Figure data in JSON
+ + + + + + +
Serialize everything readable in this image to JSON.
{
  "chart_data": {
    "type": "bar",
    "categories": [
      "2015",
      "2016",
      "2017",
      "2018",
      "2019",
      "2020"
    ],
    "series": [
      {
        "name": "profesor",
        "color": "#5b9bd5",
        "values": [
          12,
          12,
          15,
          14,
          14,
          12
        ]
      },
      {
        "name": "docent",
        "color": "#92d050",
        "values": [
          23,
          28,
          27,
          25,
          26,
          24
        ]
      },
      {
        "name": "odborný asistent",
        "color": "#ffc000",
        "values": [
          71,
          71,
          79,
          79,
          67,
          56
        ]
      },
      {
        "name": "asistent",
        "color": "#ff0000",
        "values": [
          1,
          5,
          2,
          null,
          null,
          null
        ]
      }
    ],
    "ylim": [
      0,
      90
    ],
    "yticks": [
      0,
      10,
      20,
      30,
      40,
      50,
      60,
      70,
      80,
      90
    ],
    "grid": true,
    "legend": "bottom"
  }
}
+ + + + + + +
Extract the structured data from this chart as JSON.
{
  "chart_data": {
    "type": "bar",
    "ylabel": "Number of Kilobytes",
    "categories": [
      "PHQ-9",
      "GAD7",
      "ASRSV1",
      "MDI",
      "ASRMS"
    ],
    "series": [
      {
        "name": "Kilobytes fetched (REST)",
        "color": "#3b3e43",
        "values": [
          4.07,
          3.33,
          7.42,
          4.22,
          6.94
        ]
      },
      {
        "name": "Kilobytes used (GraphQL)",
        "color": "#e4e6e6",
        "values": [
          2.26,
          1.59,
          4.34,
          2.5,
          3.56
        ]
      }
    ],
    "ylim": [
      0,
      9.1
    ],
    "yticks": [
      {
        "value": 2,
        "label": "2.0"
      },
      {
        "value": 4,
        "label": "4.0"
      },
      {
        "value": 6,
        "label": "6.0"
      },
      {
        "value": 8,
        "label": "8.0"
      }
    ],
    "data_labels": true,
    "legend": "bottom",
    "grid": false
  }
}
+ + + + + + +
Your task:
Where does the word "color" appear in the listing? List each line that holds it.

Exercise solution:
        "color": "#5b9bd5",
        "color": "#92d050",
        "color": "#ffc000",
        "color": "#ff0000",
        "color": "#3b3e43",
        "color": "#e4e6e6",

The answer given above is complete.